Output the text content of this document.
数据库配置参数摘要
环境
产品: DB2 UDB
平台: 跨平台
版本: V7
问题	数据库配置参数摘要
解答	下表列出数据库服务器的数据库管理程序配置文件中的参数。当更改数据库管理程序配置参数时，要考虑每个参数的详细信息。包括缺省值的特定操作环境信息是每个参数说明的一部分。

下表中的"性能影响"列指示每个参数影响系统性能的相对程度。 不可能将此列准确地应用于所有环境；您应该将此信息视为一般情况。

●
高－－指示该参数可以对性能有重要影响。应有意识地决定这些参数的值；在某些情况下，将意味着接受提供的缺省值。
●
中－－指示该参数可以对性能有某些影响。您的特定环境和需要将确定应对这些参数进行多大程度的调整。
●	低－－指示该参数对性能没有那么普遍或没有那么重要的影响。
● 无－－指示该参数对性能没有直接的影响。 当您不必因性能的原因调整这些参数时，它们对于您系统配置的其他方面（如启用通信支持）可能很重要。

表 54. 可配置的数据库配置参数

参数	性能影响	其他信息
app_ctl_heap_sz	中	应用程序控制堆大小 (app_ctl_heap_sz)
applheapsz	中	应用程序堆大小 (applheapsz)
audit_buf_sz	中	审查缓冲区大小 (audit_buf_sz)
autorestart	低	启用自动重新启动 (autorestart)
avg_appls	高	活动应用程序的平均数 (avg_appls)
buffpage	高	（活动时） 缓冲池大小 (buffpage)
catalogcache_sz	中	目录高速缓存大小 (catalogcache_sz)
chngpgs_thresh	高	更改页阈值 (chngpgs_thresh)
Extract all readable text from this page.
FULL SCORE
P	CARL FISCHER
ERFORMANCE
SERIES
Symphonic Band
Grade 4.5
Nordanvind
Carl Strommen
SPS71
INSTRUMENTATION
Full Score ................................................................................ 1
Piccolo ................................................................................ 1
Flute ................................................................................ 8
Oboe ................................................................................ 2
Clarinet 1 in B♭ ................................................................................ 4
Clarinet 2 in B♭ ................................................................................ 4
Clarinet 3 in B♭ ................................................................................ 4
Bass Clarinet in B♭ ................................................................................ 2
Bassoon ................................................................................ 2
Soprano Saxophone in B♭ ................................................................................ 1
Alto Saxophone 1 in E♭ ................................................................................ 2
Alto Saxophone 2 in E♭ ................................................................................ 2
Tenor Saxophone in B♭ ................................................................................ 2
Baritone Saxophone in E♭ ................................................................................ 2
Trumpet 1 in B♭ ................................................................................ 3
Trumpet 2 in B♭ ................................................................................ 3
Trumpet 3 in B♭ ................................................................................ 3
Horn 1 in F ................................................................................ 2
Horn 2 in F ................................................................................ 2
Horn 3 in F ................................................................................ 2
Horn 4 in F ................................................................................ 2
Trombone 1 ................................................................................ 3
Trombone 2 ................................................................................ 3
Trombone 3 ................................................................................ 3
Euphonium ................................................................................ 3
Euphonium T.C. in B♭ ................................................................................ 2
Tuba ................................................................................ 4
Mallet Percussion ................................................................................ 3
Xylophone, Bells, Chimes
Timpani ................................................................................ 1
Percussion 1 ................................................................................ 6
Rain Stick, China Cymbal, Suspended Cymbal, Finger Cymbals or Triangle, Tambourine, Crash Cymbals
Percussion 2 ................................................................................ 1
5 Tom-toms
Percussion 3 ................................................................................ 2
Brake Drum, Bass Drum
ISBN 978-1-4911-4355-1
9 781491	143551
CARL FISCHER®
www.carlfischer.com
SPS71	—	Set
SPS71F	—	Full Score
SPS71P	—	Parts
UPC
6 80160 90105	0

AIM OF THE TASK: Reproduce all of the entries word for word.

FINAL RESULT:
Output the text content of this document.
数据库配置参数摘要
环境
产品: DB2 UDB
平台: 跨平台
版本: V7
问题	数据库配置参数摘要
解答	下表列出数据库服务器的数据库管理程序配置文件中的参数。当更改数据库管理程序配置参数时，要考虑每个参数的详细信息。包括缺省值的特定操作环境信息是每个参数说明的一部分。

下表中的"性能影响"列指示每个参数影响系统性能的相对程度。 不可能将此列准确地应用于所有环境；您应该将此信息视为一般情况。

●
高－－指示该参数可以对性能有重要影响。应有意识地决定这些参数的值；在某些情况下，将意味着接受提供的缺省值。
●
中－－指示该参数可以对性能有某些影响。您的特定环境和需要将确定应对这些参数进行多大程度的调整。
●	低－－指示该参数对性能没有那么普遍或没有那么重要的影响。
● 无－－指示该参数对性能没有直接的影响。 当您不必因性能的原因调整这些参数时，它们对于您系统配置的其他方面（如启用通信支持）可能很重要。

表 54. 可配置的数据库配置参数

参数	性能影响	其他信息
app_ctl_heap_sz	中	应用程序控制堆大小 (app_ctl_heap_sz)
applheapsz	中	应用程序堆大小 (applheapsz)
audit_buf_sz	中	审查缓冲区大小 (audit_buf_sz)
autorestart	低	启用自动重新启动 (autorestart)
avg_appls	高	活动应用程序的平均数 (avg_appls)
buffpage	高	（活动时） 缓冲池大小 (buffpage)
catalogcache_sz	中	目录高速缓存大小 (catalogcache_sz)
chngpgs_thresh	高	更改页阈值 (chngpgs_thresh)
Extract all readable text from this page.
FULL SCORE
P	CARL FISCHER
ERFORMANCE
SERIES
Symphonic Band
Grade 4.5
Nordanvind
Carl Strommen
SPS71
INSTRUMENTATION
Full Score ................................................................................ 1
Piccolo ................................................................................ 1
Flute ................................................................................ 8
Oboe ................................................................................ 2
Clarinet 1 in B♭ ................................................................................ 4
Clarinet 2 in B♭ ................................................................................ 4
Clarinet 3 in B♭ ................................................................................ 4
Bass Clarinet in B♭ ................................................................................ 2
Bassoon ................................................................................ 2
Soprano Saxophone in B♭ ................................................................................ 1
Alto Saxophone 1 in E♭ ................................................................................ 2
Alto Saxophone 2 in E♭ ................................................................................ 2
Tenor Saxophone in B♭ ................................................................................ 2
Baritone Saxophone in E♭ ................................................................................ 2
Trumpet 1 in B♭ ................................................................................ 3
Trumpet 2 in B♭ ................................................................................ 3
Trumpet 3 in B♭ ................................................................................ 3
Horn 1 in F ................................................................................ 2
Horn 2 in F ................................................................................ 2
Horn 3 in F ................................................................................ 2
Horn 4 in F ................................................................................ 2
Trombone 1 ................................................................................ 3
Trombone 2 ................................................................................ 3
Trombone 3 ................................................................................ 3
Euphonium ................................................................................ 3
Euphonium T.C. in B♭ ................................................................................ 2
Tuba ................................................................................ 4
Mallet Percussion ................................................................................ 3
Xylophone, Bells, Chimes
Timpani ................................................................................ 1
Percussion 1 ................................................................................ 6
Rain Stick, China Cymbal, Suspended Cymbal, Finger Cymbals or Triangle, Tambourine, Crash Cymbals
Percussion 2 ................................................................................ 1
5 Tom-toms
Percussion 3 ................................................................................ 2
Brake Drum, Bass Drum
ISBN 978-1-4911-4355-1
9 781491	143551
CARL FISCHER®
www.carlfischer.com
SPS71	—	Set
SPS71F	—	Full Score
SPS71P	—	Parts
UPC
6 80160 90105	0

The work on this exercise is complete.